■ INSTRUCTION: Reproduce the material below character for character, from its first line through the line that contains "- side panel: [958, 313, 1073, 725]", including that line.

Layout element entries
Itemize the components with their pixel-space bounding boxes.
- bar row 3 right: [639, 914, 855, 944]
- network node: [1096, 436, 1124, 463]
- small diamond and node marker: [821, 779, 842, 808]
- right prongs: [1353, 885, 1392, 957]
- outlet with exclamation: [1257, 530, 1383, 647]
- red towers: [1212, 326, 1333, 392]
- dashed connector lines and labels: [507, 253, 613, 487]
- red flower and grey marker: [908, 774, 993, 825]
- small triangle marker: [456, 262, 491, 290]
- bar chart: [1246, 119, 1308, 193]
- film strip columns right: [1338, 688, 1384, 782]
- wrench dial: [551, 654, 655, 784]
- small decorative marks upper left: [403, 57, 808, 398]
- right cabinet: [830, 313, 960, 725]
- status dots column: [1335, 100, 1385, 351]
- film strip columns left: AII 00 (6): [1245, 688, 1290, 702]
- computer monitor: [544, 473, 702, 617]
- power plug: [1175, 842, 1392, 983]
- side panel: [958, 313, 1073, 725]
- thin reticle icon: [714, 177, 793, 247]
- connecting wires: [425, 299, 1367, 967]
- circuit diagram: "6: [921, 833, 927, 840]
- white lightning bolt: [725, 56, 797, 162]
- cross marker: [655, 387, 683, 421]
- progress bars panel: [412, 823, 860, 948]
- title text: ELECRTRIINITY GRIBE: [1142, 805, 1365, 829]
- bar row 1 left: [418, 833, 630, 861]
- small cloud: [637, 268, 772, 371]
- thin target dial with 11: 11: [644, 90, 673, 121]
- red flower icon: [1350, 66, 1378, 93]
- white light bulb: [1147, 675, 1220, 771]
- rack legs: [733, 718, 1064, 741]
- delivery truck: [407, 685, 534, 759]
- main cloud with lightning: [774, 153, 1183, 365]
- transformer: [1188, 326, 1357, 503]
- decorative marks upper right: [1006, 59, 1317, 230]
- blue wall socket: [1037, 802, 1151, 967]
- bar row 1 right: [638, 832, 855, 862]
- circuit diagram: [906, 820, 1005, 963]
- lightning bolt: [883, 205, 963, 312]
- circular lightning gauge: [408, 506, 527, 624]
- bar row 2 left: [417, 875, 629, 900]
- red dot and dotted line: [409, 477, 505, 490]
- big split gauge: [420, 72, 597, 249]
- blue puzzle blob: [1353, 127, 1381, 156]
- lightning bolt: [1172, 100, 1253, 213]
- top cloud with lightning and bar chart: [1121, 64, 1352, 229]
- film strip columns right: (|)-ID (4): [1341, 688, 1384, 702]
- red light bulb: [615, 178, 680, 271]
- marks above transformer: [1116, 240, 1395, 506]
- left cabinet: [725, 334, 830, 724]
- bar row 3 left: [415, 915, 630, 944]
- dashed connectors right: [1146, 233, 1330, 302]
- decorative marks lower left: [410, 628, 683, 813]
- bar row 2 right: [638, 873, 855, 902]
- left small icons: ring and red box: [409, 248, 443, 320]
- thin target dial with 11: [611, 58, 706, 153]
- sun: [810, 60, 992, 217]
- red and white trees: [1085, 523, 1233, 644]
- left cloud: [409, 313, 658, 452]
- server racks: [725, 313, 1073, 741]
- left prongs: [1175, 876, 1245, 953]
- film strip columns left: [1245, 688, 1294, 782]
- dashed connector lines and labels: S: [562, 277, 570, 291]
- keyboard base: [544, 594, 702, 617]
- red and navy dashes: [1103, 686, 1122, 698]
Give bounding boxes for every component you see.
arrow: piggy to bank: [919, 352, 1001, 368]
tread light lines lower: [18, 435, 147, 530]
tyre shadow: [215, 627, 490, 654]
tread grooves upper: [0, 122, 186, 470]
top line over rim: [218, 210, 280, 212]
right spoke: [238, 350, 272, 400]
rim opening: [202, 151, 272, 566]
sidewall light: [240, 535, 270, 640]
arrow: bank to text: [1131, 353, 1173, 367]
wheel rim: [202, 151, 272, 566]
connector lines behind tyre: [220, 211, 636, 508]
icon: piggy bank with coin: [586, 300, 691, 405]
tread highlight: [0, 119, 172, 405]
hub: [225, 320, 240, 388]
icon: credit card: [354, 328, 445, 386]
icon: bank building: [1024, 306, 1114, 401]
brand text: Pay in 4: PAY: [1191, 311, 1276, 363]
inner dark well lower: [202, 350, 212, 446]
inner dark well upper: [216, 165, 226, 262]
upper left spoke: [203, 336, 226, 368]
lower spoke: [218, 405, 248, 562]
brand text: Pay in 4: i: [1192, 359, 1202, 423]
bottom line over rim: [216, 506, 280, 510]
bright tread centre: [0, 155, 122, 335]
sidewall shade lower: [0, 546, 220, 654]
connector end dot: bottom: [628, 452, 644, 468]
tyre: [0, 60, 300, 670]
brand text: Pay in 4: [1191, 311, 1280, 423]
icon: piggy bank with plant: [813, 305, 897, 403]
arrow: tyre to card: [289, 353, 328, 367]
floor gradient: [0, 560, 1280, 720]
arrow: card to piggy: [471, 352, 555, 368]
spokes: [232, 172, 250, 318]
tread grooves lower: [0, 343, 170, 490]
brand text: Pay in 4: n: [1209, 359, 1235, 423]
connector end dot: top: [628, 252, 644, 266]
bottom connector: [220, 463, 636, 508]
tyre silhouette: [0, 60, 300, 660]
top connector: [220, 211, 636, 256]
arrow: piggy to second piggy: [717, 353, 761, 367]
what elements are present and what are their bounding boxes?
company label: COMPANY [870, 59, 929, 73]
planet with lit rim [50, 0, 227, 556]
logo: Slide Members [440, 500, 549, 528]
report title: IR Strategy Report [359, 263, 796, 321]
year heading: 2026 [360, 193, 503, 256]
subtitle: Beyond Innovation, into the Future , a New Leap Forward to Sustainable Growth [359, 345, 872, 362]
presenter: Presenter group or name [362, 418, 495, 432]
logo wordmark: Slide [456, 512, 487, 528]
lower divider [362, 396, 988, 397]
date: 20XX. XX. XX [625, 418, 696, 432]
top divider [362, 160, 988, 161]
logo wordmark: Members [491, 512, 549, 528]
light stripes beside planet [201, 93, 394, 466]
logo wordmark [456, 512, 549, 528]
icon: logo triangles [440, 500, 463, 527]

■ EXERCISE RESULT:
Itemize the components with their pixel-space bounding boxes.
- bar row 3 right: [639, 914, 855, 944]
- network node: [1096, 436, 1124, 463]
- small diamond and node marker: [821, 779, 842, 808]
- right prongs: [1353, 885, 1392, 957]
- outlet with exclamation: [1257, 530, 1383, 647]
- red towers: [1212, 326, 1333, 392]
- dashed connector lines and labels: [507, 253, 613, 487]
- red flower and grey marker: [908, 774, 993, 825]
- small triangle marker: [456, 262, 491, 290]
- bar chart: [1246, 119, 1308, 193]
- film strip columns right: [1338, 688, 1384, 782]
- wrench dial: [551, 654, 655, 784]
- small decorative marks upper left: [403, 57, 808, 398]
- right cabinet: [830, 313, 960, 725]
- status dots column: [1335, 100, 1385, 351]
- film strip columns left: AII 00 (6): [1245, 688, 1290, 702]
- computer monitor: [544, 473, 702, 617]
- power plug: [1175, 842, 1392, 983]
- side panel: [958, 313, 1073, 725]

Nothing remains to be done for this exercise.